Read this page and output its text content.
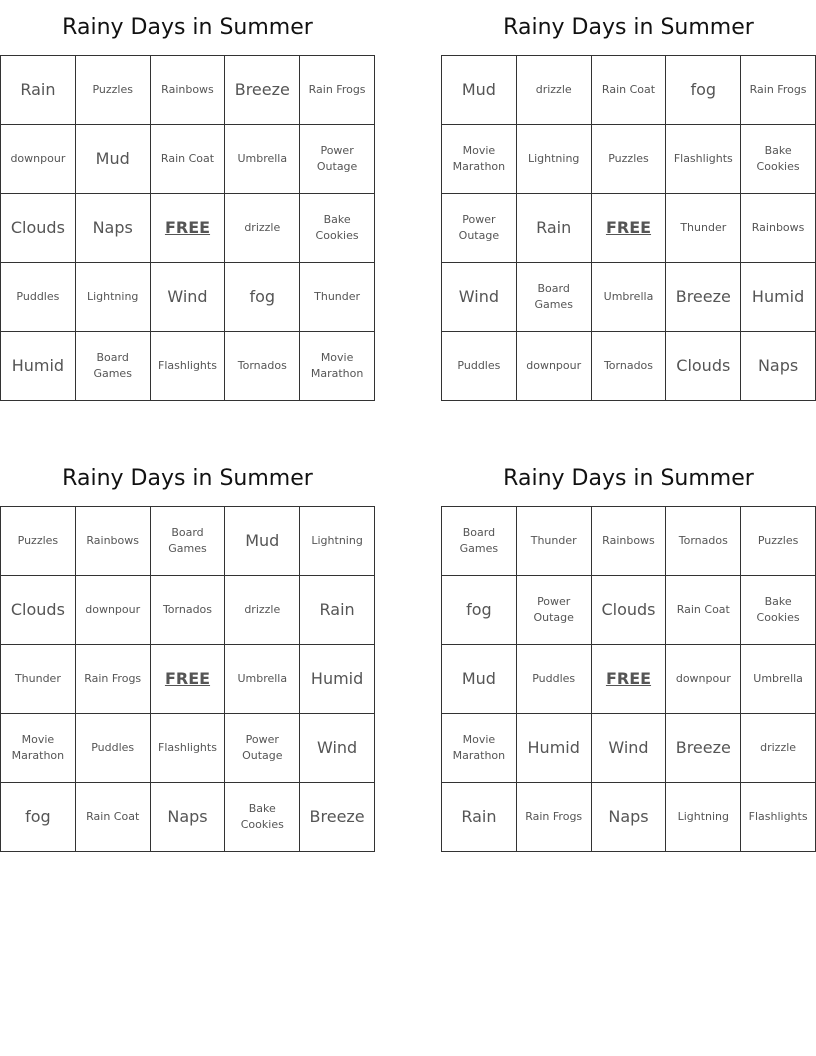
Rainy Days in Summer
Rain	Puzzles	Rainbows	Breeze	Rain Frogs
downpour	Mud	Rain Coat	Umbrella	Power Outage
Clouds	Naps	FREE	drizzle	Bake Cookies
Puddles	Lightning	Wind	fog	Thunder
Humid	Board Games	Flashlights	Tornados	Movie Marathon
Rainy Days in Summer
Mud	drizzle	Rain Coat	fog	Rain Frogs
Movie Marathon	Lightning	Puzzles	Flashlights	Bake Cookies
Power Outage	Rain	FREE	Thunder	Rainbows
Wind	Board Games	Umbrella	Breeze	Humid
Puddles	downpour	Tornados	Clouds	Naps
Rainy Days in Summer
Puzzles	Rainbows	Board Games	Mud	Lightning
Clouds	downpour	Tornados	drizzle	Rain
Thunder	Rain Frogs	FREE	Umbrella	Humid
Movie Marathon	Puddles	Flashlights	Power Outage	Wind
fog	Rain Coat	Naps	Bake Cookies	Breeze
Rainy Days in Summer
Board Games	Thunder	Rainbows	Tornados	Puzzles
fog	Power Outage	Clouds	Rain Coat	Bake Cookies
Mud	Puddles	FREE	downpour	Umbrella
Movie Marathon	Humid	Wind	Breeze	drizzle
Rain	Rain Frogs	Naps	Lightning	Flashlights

▶ [SHORT TASK] Each record above should be copied character for character, with pictures dropped.

▶ [SOLUTION TO THE PROBLEM]
Read this page and output its text content.
Rainy Days in Summer
Rain	Puzzles	Rainbows	Breeze	Rain Frogs
downpour	Mud	Rain Coat	Umbrella	Power Outage
Clouds	Naps	FREE	drizzle	Bake Cookies
Puddles	Lightning	Wind	fog	Thunder
Humid	Board Games	Flashlights	Tornados	Movie Marathon
Rainy Days in Summer
Mud	drizzle	Rain Coat	fog	Rain Frogs
Movie Marathon	Lightning	Puzzles	Flashlights	Bake Cookies
Power Outage	Rain	FREE	Thunder	Rainbows
Wind	Board Games	Umbrella	Breeze	Humid
Puddles	downpour	Tornados	Clouds	Naps
Rainy Days in Summer
Puzzles	Rainbows	Board Games	Mud	Lightning
Clouds	downpour	Tornados	drizzle	Rain
Thunder	Rain Frogs	FREE	Umbrella	Humid
Movie Marathon	Puddles	Flashlights	Power Outage	Wind
fog	Rain Coat	Naps	Bake Cookies	Breeze
Rainy Days in Summer
Board Games	Thunder	Rainbows	Tornados	Puzzles
fog	Power Outage	Clouds	Rain Coat	Bake Cookies
Mud	Puddles	FREE	downpour	Umbrella
Movie Marathon	Humid	Wind	Breeze	drizzle
Rain	Rain Frogs	Naps	Lightning	Flashlights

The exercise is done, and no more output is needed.